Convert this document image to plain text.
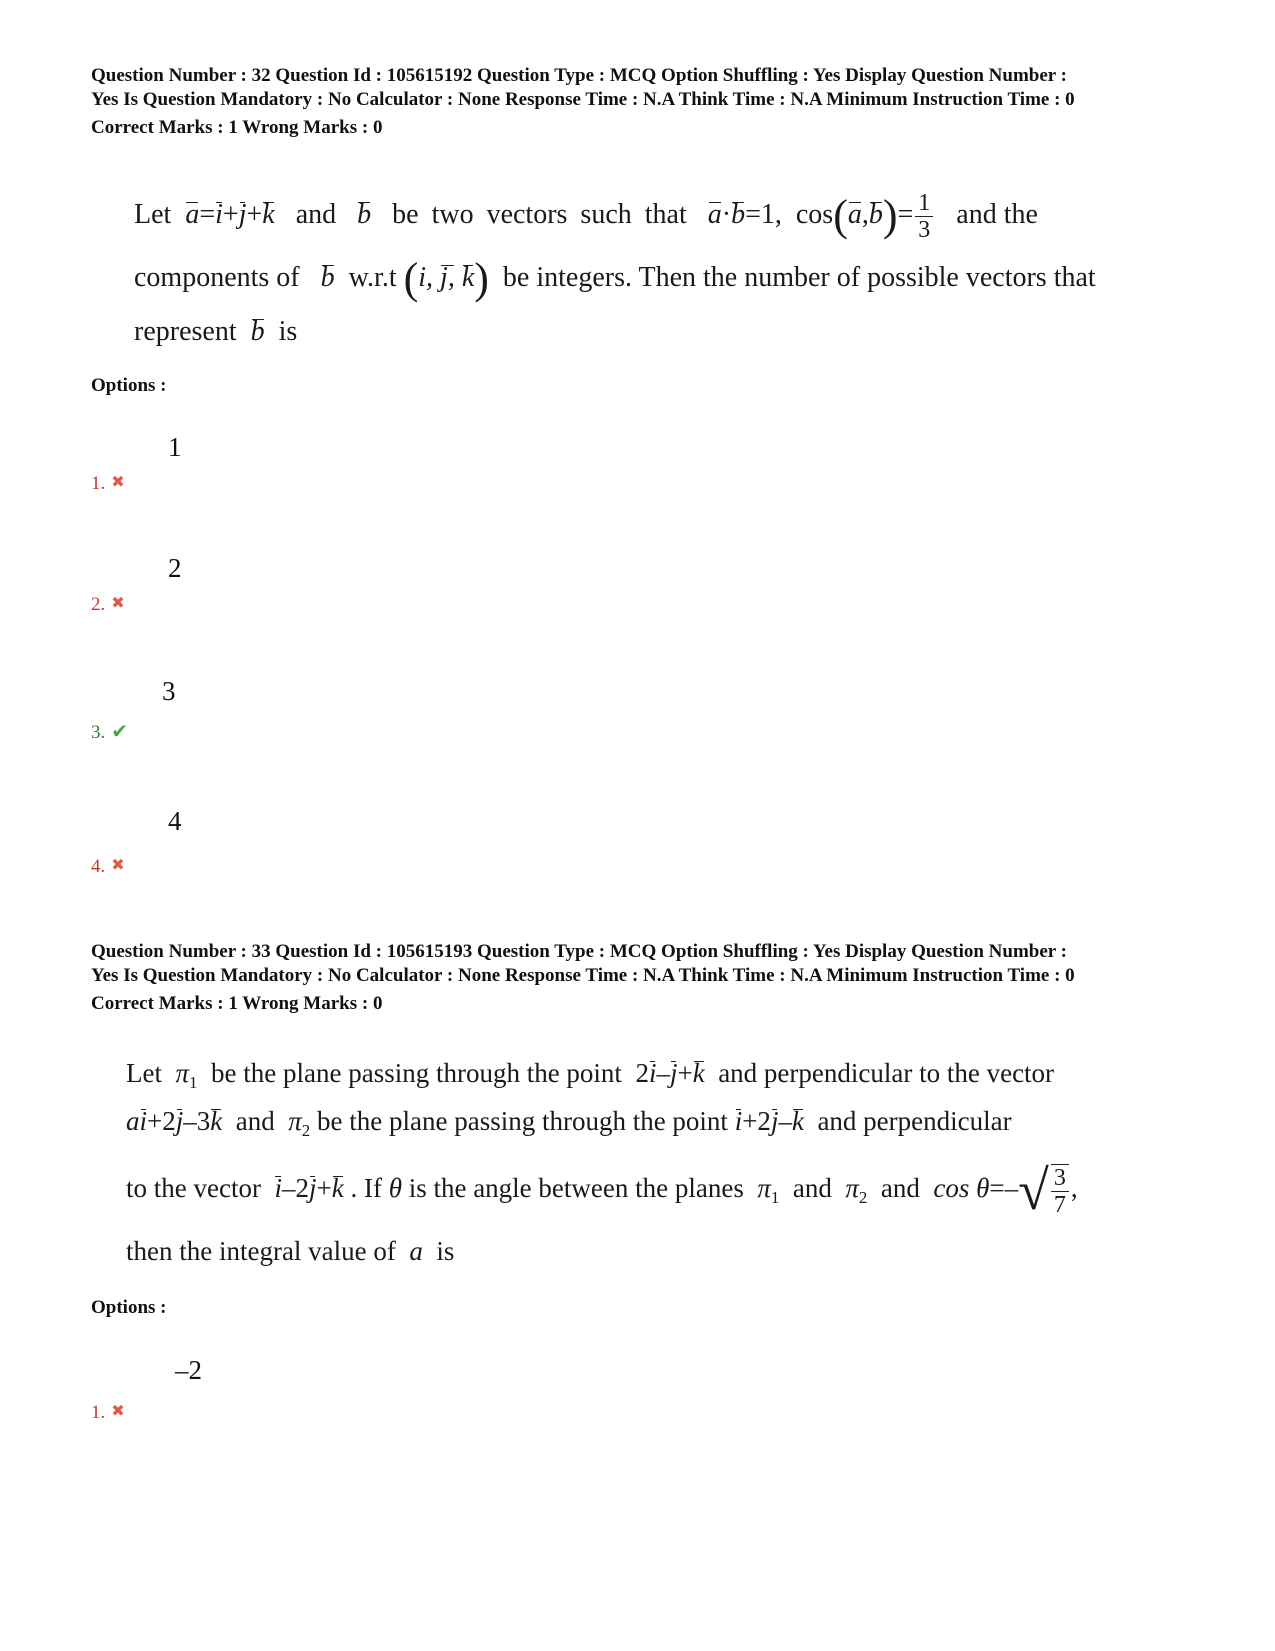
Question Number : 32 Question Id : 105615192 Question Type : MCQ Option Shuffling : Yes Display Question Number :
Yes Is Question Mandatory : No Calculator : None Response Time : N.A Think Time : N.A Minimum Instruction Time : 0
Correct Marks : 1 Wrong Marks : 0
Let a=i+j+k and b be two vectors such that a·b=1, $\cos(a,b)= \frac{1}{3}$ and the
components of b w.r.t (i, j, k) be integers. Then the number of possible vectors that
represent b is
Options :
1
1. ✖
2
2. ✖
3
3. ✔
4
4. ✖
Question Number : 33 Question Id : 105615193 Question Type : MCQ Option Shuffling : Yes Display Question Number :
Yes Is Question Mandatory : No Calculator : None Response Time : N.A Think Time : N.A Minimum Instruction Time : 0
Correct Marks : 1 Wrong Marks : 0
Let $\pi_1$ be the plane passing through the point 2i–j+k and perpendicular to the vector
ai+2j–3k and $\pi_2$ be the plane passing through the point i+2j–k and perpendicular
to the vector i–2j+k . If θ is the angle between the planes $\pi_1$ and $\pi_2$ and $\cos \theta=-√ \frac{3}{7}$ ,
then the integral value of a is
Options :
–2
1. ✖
*****
Write out the material above again, word for word, minus its pictures.

Convert this document image to plain text.
Question Number : 32 Question Id : 105615192 Question Type : MCQ Option Shuffling : Yes Display Question Number :
Yes Is Question Mandatory : No Calculator : None Response Time : N.A Think Time : N.A Minimum Instruction Time : 0
Correct Marks : 1 Wrong Marks : 0
Let a=i+j+k and b be two vectors such that a·b=1, $\cos(a,b)= \frac{1}{3}$ and the
components of b w.r.t (i, j, k) be integers. Then the number of possible vectors that
represent b is
Options :
1
1. ✖
2
2. ✖
3
3. ✔
4
4. ✖
Question Number : 33 Question Id : 105615193 Question Type : MCQ Option Shuffling : Yes Display Question Number :
Yes Is Question Mandatory : No Calculator : None Response Time : N.A Think Time : N.A Minimum Instruction Time : 0
Correct Marks : 1 Wrong Marks : 0
Let $\pi_1$ be the plane passing through the point 2i–j+k and perpendicular to the vector
ai+2j–3k and $\pi_2$ be the plane passing through the point i+2j–k and perpendicular
to the vector i–2j+k . If θ is the angle between the planes $\pi_1$ and $\pi_2$ and $\cos \theta=-√ \frac{3}{7}$ ,
then the integral value of a is
Options :
–2
1. ✖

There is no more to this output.